■ **Short task**:
Find and copy each line of the records where the string "Scheduled" shows up.

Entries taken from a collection
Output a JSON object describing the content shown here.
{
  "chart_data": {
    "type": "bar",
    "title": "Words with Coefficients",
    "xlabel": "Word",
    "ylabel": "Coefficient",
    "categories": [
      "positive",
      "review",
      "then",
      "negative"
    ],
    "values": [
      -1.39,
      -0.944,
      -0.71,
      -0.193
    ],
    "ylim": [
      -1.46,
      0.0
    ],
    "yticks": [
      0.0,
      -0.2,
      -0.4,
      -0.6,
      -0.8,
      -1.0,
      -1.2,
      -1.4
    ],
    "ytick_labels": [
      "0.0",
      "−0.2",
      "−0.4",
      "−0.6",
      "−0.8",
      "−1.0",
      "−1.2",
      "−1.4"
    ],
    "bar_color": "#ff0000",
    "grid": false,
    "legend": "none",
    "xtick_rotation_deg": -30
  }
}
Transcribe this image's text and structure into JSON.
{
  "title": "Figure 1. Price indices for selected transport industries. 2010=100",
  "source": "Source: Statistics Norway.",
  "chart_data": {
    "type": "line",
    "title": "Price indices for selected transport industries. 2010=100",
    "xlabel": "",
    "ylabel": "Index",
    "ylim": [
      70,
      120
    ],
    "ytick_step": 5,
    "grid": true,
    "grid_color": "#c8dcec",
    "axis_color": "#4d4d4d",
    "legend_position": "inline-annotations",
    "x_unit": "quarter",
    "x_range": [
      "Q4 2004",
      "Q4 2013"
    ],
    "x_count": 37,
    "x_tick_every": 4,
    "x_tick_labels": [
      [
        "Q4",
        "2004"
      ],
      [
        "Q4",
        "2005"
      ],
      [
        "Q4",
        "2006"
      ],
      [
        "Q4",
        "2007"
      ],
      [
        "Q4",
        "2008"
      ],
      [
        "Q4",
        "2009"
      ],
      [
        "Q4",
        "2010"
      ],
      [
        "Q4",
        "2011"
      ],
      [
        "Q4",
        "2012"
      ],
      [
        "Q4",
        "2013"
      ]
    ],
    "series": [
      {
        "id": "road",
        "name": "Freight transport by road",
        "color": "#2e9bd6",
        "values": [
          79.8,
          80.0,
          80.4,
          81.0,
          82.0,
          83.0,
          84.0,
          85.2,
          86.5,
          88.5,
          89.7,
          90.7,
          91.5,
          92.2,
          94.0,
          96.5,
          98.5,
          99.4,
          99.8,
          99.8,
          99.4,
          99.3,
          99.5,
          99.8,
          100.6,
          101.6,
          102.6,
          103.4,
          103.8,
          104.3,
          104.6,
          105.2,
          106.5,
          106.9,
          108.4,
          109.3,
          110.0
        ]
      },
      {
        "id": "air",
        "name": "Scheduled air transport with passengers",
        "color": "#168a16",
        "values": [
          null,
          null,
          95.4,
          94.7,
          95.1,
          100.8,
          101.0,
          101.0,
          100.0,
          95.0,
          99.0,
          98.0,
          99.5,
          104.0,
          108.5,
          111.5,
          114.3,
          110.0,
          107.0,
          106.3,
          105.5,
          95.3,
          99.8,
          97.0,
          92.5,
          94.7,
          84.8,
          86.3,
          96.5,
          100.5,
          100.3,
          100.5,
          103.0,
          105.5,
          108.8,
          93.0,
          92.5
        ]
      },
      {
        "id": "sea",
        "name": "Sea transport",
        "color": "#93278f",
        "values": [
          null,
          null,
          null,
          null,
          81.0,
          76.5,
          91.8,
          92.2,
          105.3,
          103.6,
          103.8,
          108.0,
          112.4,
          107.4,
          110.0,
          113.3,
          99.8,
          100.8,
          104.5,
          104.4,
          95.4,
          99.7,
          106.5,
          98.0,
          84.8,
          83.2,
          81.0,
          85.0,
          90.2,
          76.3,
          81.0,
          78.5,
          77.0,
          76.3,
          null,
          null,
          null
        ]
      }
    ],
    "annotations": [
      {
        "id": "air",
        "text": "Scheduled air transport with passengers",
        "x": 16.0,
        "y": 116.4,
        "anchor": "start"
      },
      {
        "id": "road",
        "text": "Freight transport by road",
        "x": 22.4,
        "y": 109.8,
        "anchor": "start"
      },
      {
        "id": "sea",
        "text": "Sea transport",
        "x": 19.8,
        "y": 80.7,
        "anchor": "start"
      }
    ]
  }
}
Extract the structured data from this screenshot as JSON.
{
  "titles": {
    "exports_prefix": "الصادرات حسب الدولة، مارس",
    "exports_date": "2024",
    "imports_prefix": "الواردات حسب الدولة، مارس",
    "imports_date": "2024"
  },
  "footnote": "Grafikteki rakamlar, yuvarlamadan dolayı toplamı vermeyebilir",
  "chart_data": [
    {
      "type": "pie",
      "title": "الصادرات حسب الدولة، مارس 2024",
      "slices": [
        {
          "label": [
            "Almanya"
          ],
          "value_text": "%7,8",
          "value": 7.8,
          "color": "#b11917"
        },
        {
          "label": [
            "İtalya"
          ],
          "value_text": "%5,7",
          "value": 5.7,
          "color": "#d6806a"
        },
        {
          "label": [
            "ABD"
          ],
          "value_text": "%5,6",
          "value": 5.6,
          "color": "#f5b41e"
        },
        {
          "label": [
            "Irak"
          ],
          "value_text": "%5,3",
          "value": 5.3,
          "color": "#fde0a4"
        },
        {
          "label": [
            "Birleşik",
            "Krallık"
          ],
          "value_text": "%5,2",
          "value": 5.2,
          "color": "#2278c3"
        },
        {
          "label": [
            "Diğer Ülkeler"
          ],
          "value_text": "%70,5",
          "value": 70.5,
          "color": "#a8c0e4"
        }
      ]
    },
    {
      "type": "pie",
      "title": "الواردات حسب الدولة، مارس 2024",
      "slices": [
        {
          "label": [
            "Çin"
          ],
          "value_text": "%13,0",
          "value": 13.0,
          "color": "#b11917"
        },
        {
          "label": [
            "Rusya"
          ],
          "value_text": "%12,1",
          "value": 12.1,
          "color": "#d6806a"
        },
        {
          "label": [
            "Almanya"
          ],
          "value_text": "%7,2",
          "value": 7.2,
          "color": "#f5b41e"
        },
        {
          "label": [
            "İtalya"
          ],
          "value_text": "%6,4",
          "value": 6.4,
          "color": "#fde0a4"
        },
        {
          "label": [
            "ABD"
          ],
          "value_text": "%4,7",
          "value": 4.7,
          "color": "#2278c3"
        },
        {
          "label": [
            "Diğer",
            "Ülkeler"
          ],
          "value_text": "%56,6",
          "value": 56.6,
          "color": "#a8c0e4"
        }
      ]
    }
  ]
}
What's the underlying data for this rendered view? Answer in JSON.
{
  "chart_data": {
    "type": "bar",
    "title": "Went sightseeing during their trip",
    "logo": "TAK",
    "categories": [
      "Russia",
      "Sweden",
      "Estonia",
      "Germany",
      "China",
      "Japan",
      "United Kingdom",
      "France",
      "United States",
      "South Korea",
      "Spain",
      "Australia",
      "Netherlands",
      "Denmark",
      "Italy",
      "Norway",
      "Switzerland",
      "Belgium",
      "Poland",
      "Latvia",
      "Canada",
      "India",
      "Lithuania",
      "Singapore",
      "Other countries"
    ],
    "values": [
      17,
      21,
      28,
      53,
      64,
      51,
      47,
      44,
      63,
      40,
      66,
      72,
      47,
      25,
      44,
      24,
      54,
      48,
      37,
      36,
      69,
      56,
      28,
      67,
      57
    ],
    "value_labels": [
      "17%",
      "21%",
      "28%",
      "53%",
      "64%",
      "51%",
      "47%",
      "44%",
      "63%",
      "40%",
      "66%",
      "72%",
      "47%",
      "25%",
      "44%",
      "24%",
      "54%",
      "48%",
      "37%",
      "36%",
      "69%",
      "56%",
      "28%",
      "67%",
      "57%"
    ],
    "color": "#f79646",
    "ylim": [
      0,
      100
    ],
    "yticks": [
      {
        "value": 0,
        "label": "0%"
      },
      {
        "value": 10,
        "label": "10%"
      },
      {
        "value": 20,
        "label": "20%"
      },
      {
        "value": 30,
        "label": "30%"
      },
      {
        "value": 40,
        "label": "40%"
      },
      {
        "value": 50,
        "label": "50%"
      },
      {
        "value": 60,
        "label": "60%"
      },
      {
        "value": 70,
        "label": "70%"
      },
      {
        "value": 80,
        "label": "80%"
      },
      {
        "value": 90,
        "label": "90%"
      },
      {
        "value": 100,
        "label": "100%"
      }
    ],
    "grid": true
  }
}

■ **Response below**:
        "name": "Scheduled air transport with passengers",
        "text": "Scheduled air transport with passengers",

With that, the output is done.